INSTRUCTIONS TO FOLLOW: Find the lines holding the word "industrielle" and collect them.

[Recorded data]
= = =

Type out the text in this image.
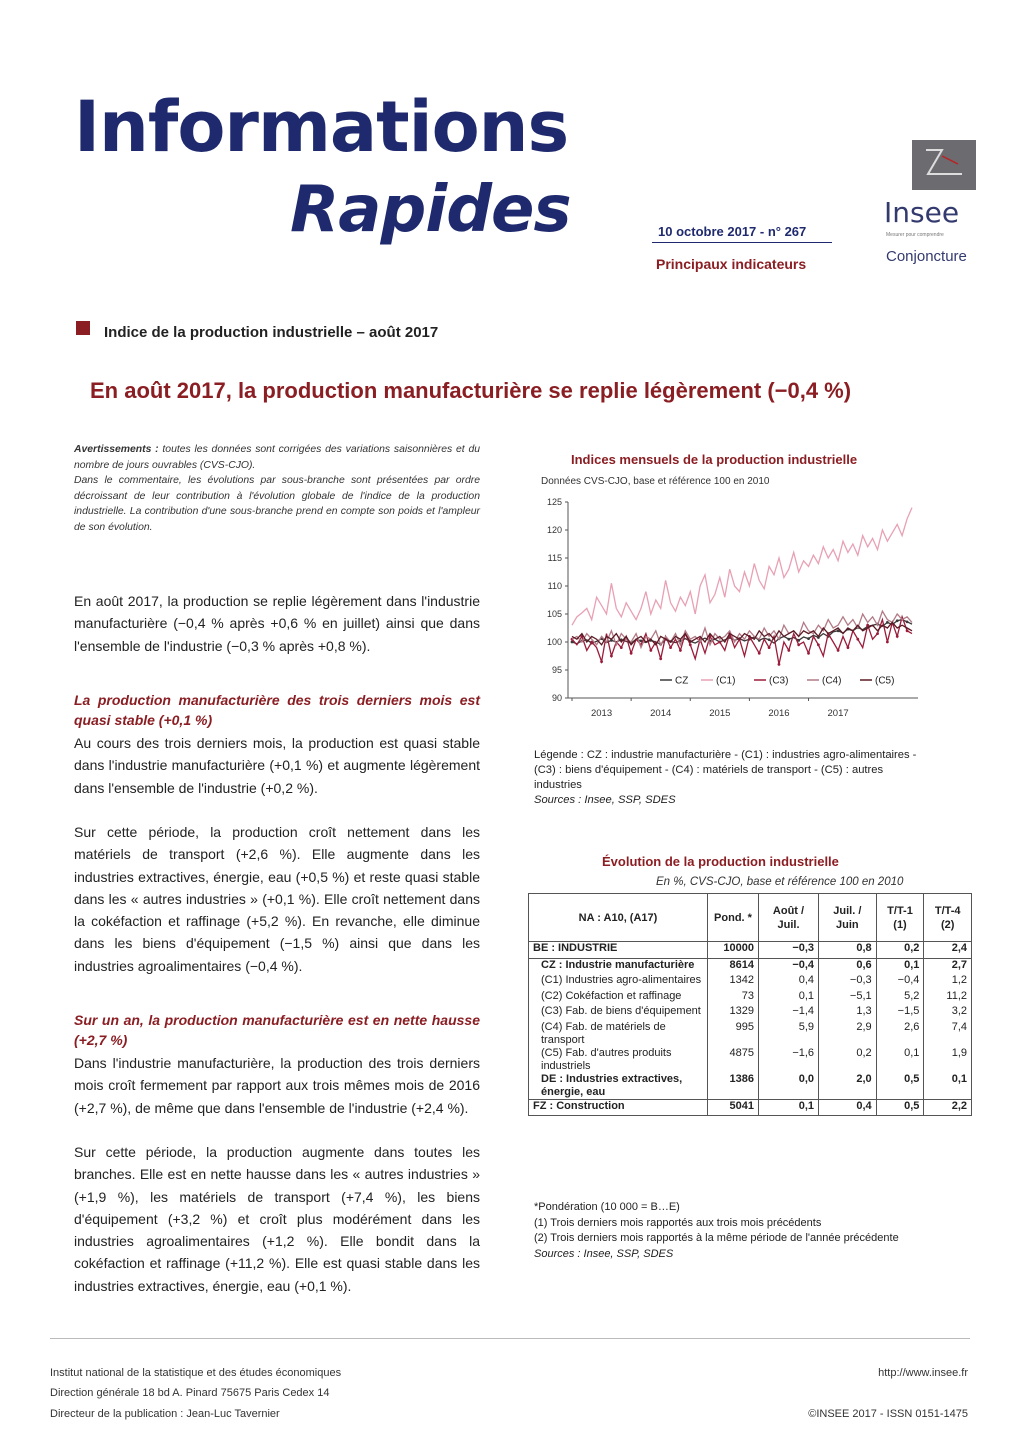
Informations
Rapides	10 octobre 2017 - n° 267
Principaux indicateurs
Insee
Mesurer pour comprendre
Conjoncture
Indice de la production industrielle – août 2017
En août 2017, la production manufacturière se replie légèrement (−0,4 %)

Avertissements : toutes les données sont corrigées des variations saisonnières et du nombre de jours ouvrables (CVS-CJO).

Dans le commentaire, les évolutions par sous-branche sont présentées par ordre décroissant de leur contribution à l'évolution globale de l'indice de la production industrielle. La contribution d'une sous-branche prend en compte son poids et l'ampleur de son évolution.

En août 2017, la production se replie légèrement dans l'industrie manufacturière (−0,4 % après +0,6 % en juillet) ainsi que dans l'ensemble de l'industrie (−0,3 % après +0,8 %).

La production manufacturière des trois derniers mois est quasi stable (+0,1 %)

Au cours des trois derniers mois, la production est quasi stable dans l'industrie manufacturière (+0,1 %) et augmente légèrement dans l'ensemble de l'industrie (+0,2 %).

Sur cette période, la production croît nettement dans les matériels de transport (+2,6 %). Elle augmente dans les industries extractives, énergie, eau (+0,5 %) et reste quasi stable dans les « autres industries » (+0,1 %). Elle croît nettement dans la cokéfaction et raffinage (+5,2 %). En revanche, elle diminue dans les biens d'équipement (−1,5 %) ainsi que dans les industries agroalimentaires (−0,4 %).

Sur un an, la production manufacturière est en nette hausse (+2,7 %)

Dans l'industrie manufacturière, la production des trois derniers mois croît fermement par rapport aux trois mêmes mois de 2016 (+2,7 %), de même que dans l'ensemble de l'industrie (+2,4 %).

Sur cette période, la production augmente dans toutes les branches. Elle est en nette hausse dans les « autres industries » (+1,9 %), les matériels de transport (+7,4 %), les biens d'équipement (+3,2 %) et croît plus modérément dans les industries agroalimentaires (+1,2 %). Elle bondit dans la cokéfaction et raffinage (+11,2 %). Elle est quasi stable dans les industries extractives, énergie, eau (+0,1 %).

Indices mensuels de la production industrielle
Données CVS-CJO, base et référence 100 en 2010
90
95
100
105
110
115
120
125
2013	2014	2015	2016	2017
CZ	(C1)	(C3)	(C4)	(C5)
Légende : CZ : industrie manufacturière - (C1) : industries agro-alimentaires - (C3) : biens d'équipement - (C4) : matériels de transport - (C5) : autres industries
Sources : Insee, SSP, SDES
Évolution de la production industrielle
En %, CVS-CJO, base et référence 100 en 2010
NA : A10, (A17)	Pond. *	Août / Juil.	Juil. / Juin	T/T-1 (1)	T/T-4 (2)
BE : INDUSTRIE	10000	−0,3	0,8	0,2	2,4
CZ : Industrie manufacturière	8614	−0,4	0,6	0,1	2,7
(C1) Industries agro-alimentaires	1342	0,4	−0,3	−0,4	1,2
(C2) Cokéfaction et raffinage	73	0,1	−5,1	5,2	11,2
(C3) Fab. de biens d'équipement	1329	−1,4	1,3	−1,5	3,2
(C4) Fab. de matériels de transport	995	5,9	2,9	2,6	7,4
(C5) Fab. d'autres produits industriels	4875	−1,6	0,2	0,1	1,9
DE : Industries extractives, énergie, eau	1386	0,0	2,0	0,5	0,1
FZ : Construction	5041	0,1	0,4	0,5	2,2
*Pondération (10 000 = B…E)
(1) Trois derniers mois rapportés aux trois mois précédents
(2) Trois derniers mois rapportés à la même période de l'année précédente
Sources : Insee, SSP, SDES
Institut national de la statistique et des études économiques
Direction générale 18 bd A. Pinard 75675 Paris Cedex 14
Directeur de la publication : Jean-Luc Tavernier
http://www.insee.fr
©INSEE 2017 - ISSN 0151-1475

= = =

WRITTEN REPLY:
Indice de la production industrielle – août 2017
Dans le commentaire, les évolutions par sous-branche sont présentées par ordre décroissant de leur contribution à l'évolution globale de l'indice de la production industrielle. La contribution d'une sous-branche prend en compte son poids et l'ampleur de son évolution.
Indices mensuels de la production industrielle
Évolution de la production industrielle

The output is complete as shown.